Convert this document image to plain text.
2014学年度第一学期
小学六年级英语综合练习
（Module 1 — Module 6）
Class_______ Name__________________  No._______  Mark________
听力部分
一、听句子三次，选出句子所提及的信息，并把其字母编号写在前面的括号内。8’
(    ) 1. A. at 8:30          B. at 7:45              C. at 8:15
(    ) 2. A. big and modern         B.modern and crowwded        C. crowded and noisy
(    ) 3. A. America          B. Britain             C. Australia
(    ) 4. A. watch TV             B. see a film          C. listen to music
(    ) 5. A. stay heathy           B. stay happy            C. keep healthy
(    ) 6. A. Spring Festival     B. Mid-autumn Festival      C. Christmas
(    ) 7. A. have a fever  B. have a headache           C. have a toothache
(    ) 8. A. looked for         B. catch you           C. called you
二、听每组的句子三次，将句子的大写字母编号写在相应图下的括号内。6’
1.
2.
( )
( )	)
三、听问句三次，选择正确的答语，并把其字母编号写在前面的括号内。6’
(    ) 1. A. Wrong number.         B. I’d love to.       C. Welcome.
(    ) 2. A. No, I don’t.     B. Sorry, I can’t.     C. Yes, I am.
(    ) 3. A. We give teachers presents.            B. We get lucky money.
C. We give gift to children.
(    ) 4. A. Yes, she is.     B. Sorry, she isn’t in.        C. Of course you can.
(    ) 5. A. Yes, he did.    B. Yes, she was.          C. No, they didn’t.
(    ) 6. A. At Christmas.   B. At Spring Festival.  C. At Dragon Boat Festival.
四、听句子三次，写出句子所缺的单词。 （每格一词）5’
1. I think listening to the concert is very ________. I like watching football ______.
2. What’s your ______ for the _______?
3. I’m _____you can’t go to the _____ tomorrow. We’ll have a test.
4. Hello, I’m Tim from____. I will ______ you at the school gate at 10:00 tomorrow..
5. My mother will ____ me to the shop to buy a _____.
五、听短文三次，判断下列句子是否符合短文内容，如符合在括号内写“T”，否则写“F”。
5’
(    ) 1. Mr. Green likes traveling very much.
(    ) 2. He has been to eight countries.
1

==*==

**EXERCISE GOAL**
Pull every line containing the word "give" out of the material and copy it.

**EXPECTED ANSWER**
(    ) 3. A. We give teachers presents.            B. We get lucky money.
C. We give gift to children.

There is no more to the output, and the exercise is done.